• _Problem description_: Copy every line of the records below that holds the word "text".

• _Record excerpts_:
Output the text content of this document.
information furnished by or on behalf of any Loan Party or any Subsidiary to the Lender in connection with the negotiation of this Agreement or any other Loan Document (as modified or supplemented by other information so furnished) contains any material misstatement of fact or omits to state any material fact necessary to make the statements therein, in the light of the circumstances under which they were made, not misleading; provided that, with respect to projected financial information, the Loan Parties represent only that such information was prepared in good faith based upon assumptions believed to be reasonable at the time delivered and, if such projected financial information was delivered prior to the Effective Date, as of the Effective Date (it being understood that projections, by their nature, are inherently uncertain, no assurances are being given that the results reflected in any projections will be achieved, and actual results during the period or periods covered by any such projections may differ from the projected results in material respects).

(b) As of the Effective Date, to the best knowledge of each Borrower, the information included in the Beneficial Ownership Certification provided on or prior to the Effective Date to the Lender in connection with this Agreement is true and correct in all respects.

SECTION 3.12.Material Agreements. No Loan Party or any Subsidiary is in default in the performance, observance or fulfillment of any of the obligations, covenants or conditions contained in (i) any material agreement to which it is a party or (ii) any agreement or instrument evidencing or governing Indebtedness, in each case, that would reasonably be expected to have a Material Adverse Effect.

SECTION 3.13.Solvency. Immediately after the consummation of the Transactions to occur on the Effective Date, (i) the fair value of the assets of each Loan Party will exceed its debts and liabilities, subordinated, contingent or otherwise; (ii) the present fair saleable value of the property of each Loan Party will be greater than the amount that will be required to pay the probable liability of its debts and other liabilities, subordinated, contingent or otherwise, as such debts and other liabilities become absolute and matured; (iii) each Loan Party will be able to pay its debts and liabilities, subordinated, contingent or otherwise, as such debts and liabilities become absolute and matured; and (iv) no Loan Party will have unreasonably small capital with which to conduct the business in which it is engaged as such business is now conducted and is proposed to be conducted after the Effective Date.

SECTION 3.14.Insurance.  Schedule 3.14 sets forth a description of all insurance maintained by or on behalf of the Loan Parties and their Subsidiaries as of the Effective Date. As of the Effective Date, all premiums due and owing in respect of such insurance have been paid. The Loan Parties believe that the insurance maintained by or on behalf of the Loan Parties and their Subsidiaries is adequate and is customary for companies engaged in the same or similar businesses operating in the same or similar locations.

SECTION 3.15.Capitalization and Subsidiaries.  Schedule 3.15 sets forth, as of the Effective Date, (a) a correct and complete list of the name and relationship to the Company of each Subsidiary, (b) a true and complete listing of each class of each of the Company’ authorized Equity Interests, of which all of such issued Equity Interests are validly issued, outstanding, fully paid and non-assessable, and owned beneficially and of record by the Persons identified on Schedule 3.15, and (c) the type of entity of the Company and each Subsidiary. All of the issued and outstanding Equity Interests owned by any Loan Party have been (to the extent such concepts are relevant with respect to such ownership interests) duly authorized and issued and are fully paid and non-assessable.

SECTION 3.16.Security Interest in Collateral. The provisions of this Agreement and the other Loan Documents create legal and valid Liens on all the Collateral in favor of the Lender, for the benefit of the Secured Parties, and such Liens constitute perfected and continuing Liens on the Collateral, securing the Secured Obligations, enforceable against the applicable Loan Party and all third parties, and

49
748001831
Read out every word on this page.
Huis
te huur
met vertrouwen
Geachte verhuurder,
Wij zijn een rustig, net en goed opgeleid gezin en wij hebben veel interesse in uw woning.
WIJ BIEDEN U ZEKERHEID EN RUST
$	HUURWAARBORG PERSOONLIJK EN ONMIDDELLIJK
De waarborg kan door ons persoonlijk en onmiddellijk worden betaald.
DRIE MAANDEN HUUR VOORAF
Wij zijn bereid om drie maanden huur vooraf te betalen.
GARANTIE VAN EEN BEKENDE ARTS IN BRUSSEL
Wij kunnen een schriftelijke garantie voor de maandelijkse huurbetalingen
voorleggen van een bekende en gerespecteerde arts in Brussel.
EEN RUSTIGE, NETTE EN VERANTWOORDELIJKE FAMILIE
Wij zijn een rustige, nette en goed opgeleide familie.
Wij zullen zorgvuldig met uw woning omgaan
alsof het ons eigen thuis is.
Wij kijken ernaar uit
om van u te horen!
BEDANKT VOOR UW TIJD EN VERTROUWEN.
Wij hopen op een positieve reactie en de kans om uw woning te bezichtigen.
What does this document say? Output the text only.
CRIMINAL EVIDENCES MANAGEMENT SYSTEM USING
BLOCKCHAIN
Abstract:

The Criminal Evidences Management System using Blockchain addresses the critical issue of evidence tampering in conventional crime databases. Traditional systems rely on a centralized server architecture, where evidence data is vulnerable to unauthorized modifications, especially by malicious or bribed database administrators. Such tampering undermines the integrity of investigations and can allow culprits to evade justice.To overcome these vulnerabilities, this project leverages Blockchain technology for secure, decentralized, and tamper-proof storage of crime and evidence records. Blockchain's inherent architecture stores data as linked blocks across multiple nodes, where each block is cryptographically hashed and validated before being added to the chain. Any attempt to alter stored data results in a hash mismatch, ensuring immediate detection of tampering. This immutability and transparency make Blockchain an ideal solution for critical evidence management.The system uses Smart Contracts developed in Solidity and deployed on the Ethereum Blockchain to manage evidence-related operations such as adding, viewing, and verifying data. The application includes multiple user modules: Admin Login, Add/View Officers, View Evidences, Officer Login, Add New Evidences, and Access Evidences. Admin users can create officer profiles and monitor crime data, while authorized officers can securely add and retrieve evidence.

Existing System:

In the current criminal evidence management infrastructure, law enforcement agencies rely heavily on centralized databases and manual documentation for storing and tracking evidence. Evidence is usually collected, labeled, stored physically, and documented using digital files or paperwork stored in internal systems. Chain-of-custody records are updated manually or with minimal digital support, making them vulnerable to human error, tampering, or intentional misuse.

• _Answer_:
Output the text content of this document.
What does this document say? Output the text only.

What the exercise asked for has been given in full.